→ SELECTED EXTRACT
****

The cAMP cascade is increasingly recognized to transduce physiological effects locally through spatially limited cAMP gradients. However, little is known about how adenylyl cyclase enzymes that initiate cAMP gradients are localized. Here we address this question in physiologically relevant striatal neurons and investigate how AC localization impacts downstream signaling function. We show that the major striatal AC isoforms are differentially sorted between ciliary and extraciliary domains of the plasma membrane, and that one isoform, AC9, is uniquely concentrated in endosomes. We identify key sorting determinants in the N-terminal cytoplasmic domain responsible for isoform-specific localization. We further show that AC9-containing endosomes accumulate activated dopamine receptors and form an elaborately intertwined network with juxtanuclear PKA stores bound to Golgi membranes. Finally, we provide evidence that endosomal localization enables AC9 to selectively elevate PKA activity in the nucleus relative to the cytoplasm. Together, these results reveal a precise spatial landscape of the cAMP cascade in neurons and a key role of AC localization in directing downstream PKA signaling to the nucleus.

****

→ TASK PROMPT
In the adenylyl cyclase passage, rewrite the paragraph starting "The cAMP cascade is increasingly recognized" as a short list of its main facts. Work only from the adenylyl cyclase passage.

****

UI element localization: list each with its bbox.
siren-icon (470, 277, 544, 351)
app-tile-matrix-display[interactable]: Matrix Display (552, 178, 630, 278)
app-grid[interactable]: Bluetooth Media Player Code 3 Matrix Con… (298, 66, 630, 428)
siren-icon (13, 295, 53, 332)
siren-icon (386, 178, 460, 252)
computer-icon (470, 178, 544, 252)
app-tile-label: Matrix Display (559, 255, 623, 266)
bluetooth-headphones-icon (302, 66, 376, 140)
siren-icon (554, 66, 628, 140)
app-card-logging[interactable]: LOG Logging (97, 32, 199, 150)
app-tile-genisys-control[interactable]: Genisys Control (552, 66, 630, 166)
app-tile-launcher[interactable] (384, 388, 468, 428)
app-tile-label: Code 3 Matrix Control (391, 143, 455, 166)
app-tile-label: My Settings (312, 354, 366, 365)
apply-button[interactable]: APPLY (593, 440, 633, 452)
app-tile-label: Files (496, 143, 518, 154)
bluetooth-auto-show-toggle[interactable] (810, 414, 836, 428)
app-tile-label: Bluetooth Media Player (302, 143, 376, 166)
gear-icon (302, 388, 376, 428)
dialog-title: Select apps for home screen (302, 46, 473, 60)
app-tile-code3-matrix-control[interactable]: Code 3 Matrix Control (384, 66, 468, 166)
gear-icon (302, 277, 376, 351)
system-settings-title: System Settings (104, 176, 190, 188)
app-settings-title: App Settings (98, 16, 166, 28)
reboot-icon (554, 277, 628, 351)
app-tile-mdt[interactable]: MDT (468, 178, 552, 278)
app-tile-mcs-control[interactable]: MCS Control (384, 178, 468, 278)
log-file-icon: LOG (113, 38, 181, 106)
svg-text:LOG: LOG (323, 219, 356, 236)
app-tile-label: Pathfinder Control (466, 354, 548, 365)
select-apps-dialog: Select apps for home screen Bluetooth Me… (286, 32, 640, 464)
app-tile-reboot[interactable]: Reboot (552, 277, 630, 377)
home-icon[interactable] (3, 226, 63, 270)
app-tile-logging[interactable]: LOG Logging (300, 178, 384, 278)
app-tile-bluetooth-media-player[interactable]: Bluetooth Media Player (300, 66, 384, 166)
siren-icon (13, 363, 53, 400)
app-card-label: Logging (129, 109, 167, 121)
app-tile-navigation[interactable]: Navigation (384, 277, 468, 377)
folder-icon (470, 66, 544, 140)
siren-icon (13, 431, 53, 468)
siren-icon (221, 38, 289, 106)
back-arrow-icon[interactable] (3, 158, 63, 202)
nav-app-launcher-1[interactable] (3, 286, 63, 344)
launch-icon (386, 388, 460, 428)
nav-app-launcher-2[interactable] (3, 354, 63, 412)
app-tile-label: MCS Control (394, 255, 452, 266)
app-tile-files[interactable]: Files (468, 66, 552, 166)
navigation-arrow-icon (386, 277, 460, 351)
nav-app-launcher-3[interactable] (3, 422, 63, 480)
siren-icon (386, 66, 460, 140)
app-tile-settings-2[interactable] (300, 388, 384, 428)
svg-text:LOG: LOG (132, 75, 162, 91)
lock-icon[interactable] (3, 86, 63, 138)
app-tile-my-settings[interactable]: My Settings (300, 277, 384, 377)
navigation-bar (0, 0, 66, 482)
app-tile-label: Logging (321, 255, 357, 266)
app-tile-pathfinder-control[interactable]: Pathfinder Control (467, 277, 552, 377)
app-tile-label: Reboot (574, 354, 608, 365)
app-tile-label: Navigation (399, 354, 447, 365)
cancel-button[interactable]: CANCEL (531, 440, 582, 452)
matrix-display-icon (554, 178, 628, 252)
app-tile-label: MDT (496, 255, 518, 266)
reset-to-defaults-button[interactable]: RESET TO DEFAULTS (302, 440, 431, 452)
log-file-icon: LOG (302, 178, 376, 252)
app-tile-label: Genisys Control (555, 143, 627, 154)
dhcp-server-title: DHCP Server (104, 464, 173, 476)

****

→ ANSWER TO THE EXERCISE
- The cAMP cascade acts locally through spatially limited cAMP gradients, but little is known about how the adenylyl cyclase (AC) enzymes that start these gradients are localized.
- The work studies this in striatal neurons and looks at how AC localization affects downstream signaling.
- The major striatal AC isoforms are sorted differently between ciliary and extraciliary parts of the plasma membrane.
- One isoform, AC9, is uniquely concentrated in endosomes.
- Key sorting determinants for isoform-specific localization lie in the N-terminal cytoplasmic domain.
- AC9-containing endosomes gather activated dopamine receptors and form an intertwined network with juxtanuclear PKA stores bound to Golgi membranes.
- Endosomal localization lets AC9 selectively raise PKA activity in the nucleus relative to the cytoplasm.
- Overall, AC localization plays a key role in directing PKA signaling to the nucleus.